--- begin ---

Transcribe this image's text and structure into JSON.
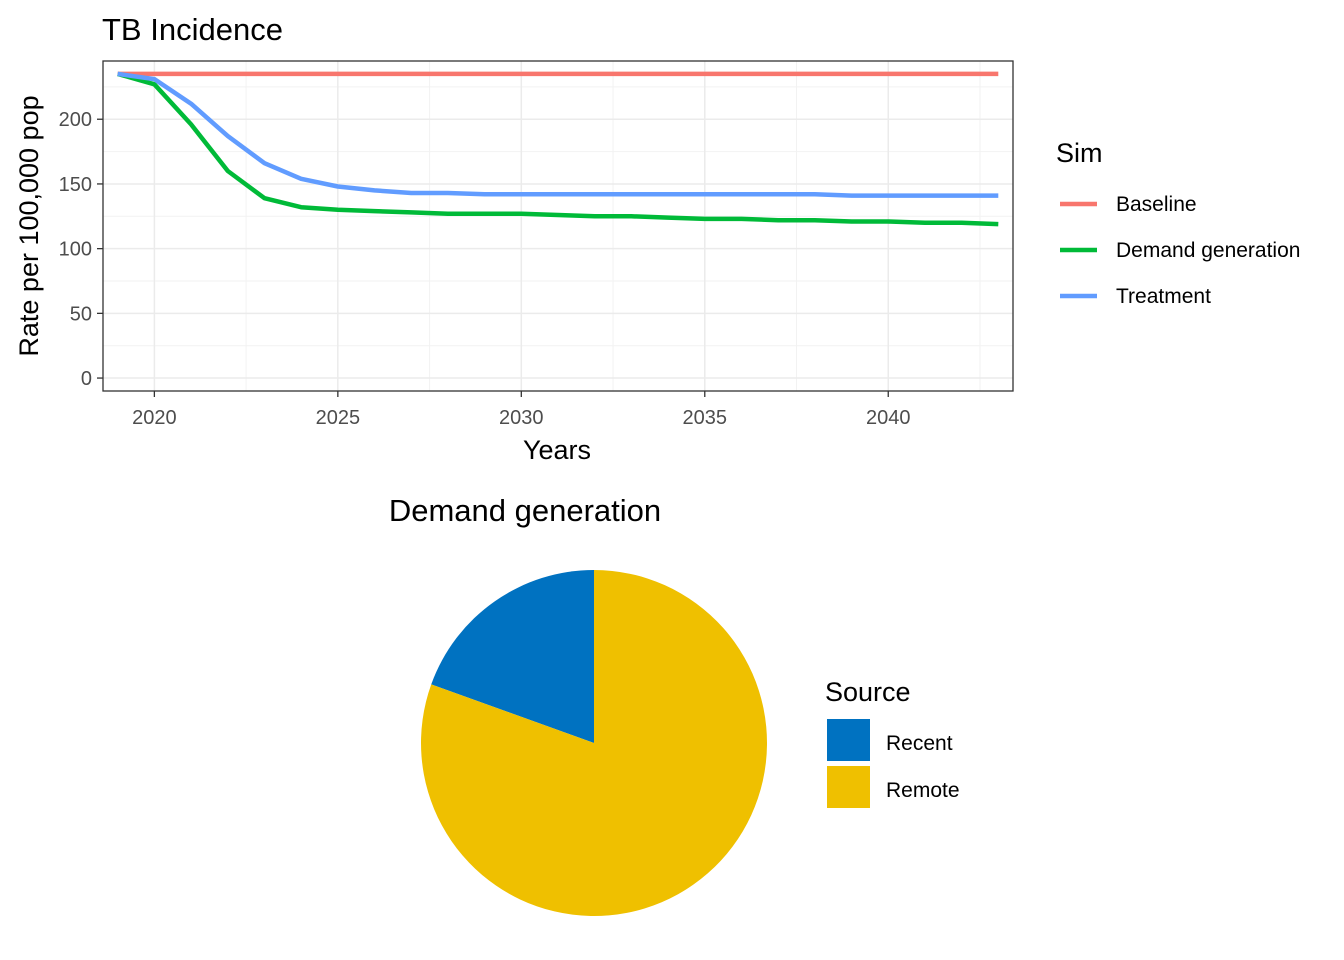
{
  "chart_data": [
    {
      "type": "line",
      "title": "TB Incidence",
      "xlabel": "Years",
      "ylabel": "Rate per 100,000 pop",
      "xlim": [
        2018.6,
        2043.4
      ],
      "ylim": [
        -10,
        245
      ],
      "x_ticks": [
        2020,
        2025,
        2030,
        2035,
        2040
      ],
      "y_ticks": [
        0,
        50,
        100,
        150,
        200
      ],
      "grid": true,
      "legend": {
        "title": "Sim",
        "position": "right"
      },
      "x": [
        2019,
        2020,
        2021,
        2022,
        2023,
        2024,
        2025,
        2026,
        2027,
        2028,
        2029,
        2030,
        2031,
        2032,
        2033,
        2034,
        2035,
        2036,
        2037,
        2038,
        2039,
        2040,
        2041,
        2042,
        2043
      ],
      "series": [
        {
          "name": "Baseline",
          "color": "#F8766D",
          "values": [
            235,
            235,
            235,
            235,
            235,
            235,
            235,
            235,
            235,
            235,
            235,
            235,
            235,
            235,
            235,
            235,
            235,
            235,
            235,
            235,
            235,
            235,
            235,
            235,
            235
          ]
        },
        {
          "name": "Demand generation",
          "color": "#00BA38",
          "values": [
            235,
            227,
            196,
            160,
            139,
            132,
            130,
            129,
            128,
            127,
            127,
            127,
            126,
            125,
            125,
            124,
            123,
            123,
            122,
            122,
            121,
            121,
            120,
            120,
            119
          ]
        },
        {
          "name": "Treatment",
          "color": "#619CFF",
          "values": [
            235,
            231,
            212,
            187,
            166,
            154,
            148,
            145,
            143,
            143,
            142,
            142,
            142,
            142,
            142,
            142,
            142,
            142,
            142,
            142,
            141,
            141,
            141,
            141,
            141
          ]
        }
      ]
    },
    {
      "type": "pie",
      "title": "Demand generation",
      "legend": {
        "title": "Source",
        "position": "right"
      },
      "slices": [
        {
          "label": "Recent",
          "value": 0.195,
          "color": "#0072C1"
        },
        {
          "label": "Remote",
          "value": 0.805,
          "color": "#EFC000"
        }
      ]
    }
  ]
}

--- end ---

*OBJECTIVE:* Set down all the entries exactly as they appear, but skip any pictures.

*OUTPUT FOR THIS TASK:*
Transcribe this image's text and structure into JSON.
{
  "chart_data": [
    {
      "type": "line",
      "title": "TB Incidence",
      "xlabel": "Years",
      "ylabel": "Rate per 100,000 pop",
      "xlim": [
        2018.6,
        2043.4
      ],
      "ylim": [
        -10,
        245
      ],
      "x_ticks": [
        2020,
        2025,
        2030,
        2035,
        2040
      ],
      "y_ticks": [
        0,
        50,
        100,
        150,
        200
      ],
      "grid": true,
      "legend": {
        "title": "Sim",
        "position": "right"
      },
      "x": [
        2019,
        2020,
        2021,
        2022,
        2023,
        2024,
        2025,
        2026,
        2027,
        2028,
        2029,
        2030,
        2031,
        2032,
        2033,
        2034,
        2035,
        2036,
        2037,
        2038,
        2039,
        2040,
        2041,
        2042,
        2043
      ],
      "series": [
        {
          "name": "Baseline",
          "color": "#F8766D",
          "values": [
            235,
            235,
            235,
            235,
            235,
            235,
            235,
            235,
            235,
            235,
            235,
            235,
            235,
            235,
            235,
            235,
            235,
            235,
            235,
            235,
            235,
            235,
            235,
            235,
            235
          ]
        },
        {
          "name": "Demand generation",
          "color": "#00BA38",
          "values": [
            235,
            227,
            196,
            160,
            139,
            132,
            130,
            129,
            128,
            127,
            127,
            127,
            126,
            125,
            125,
            124,
            123,
            123,
            122,
            122,
            121,
            121,
            120,
            120,
            119
          ]
        },
        {
          "name": "Treatment",
          "color": "#619CFF",
          "values": [
            235,
            231,
            212,
            187,
            166,
            154,
            148,
            145,
            143,
            143,
            142,
            142,
            142,
            142,
            142,
            142,
            142,
            142,
            142,
            142,
            141,
            141,
            141,
            141,
            141
          ]
        }
      ]
    },
    {
      "type": "pie",
      "title": "Demand generation",
      "legend": {
        "title": "Source",
        "position": "right"
      },
      "slices": [
        {
          "label": "Recent",
          "value": 0.195,
          "color": "#0072C1"
        },
        {
          "label": "Remote",
          "value": 0.805,
          "color": "#EFC000"
        }
      ]
    }
  ]
}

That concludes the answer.